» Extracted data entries
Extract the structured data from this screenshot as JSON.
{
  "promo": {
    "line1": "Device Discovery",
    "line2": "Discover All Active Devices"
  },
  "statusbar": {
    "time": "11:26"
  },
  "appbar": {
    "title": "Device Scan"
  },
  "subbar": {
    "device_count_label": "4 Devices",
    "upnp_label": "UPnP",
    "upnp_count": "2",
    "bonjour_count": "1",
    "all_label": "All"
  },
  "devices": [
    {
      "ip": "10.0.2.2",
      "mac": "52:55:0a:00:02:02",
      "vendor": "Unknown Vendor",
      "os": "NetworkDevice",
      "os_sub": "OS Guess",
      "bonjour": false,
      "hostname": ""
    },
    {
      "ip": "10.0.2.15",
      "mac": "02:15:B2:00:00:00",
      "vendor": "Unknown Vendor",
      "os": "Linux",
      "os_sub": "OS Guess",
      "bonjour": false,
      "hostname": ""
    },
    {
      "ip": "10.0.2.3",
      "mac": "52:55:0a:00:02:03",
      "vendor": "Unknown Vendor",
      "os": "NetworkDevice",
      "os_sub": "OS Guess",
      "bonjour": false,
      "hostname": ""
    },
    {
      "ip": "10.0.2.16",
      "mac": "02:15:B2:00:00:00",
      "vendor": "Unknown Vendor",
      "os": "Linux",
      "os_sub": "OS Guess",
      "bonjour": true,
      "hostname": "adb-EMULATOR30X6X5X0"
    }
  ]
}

» Instructions to follow
Set down all of the data above, word for word.

» Answer to this exercise
Extract the structured data from this screenshot as JSON.
{
  "promo": {
    "line1": "Device Discovery",
    "line2": "Discover All Active Devices"
  },
  "statusbar": {
    "time": "11:26"
  },
  "appbar": {
    "title": "Device Scan"
  },
  "subbar": {
    "device_count_label": "4 Devices",
    "upnp_label": "UPnP",
    "upnp_count": "2",
    "bonjour_count": "1",
    "all_label": "All"
  },
  "devices": [
    {
      "ip": "10.0.2.2",
      "mac": "52:55:0a:00:02:02",
      "vendor": "Unknown Vendor",
      "os": "NetworkDevice",
      "os_sub": "OS Guess",
      "bonjour": false,
      "hostname": ""
    },
    {
      "ip": "10.0.2.15",
      "mac": "02:15:B2:00:00:00",
      "vendor": "Unknown Vendor",
      "os": "Linux",
      "os_sub": "OS Guess",
      "bonjour": false,
      "hostname": ""
    },
    {
      "ip": "10.0.2.3",
      "mac": "52:55:0a:00:02:03",
      "vendor": "Unknown Vendor",
      "os": "NetworkDevice",
      "os_sub": "OS Guess",
      "bonjour": false,
      "hostname": ""
    },
    {
      "ip": "10.0.2.16",
      "mac": "02:15:B2:00:00:00",
      "vendor": "Unknown Vendor",
      "os": "Linux",
      "os_sub": "OS Guess",
      "bonjour": true,
      "hostname": "adb-EMULATOR30X6X5X0"
    }
  ]
}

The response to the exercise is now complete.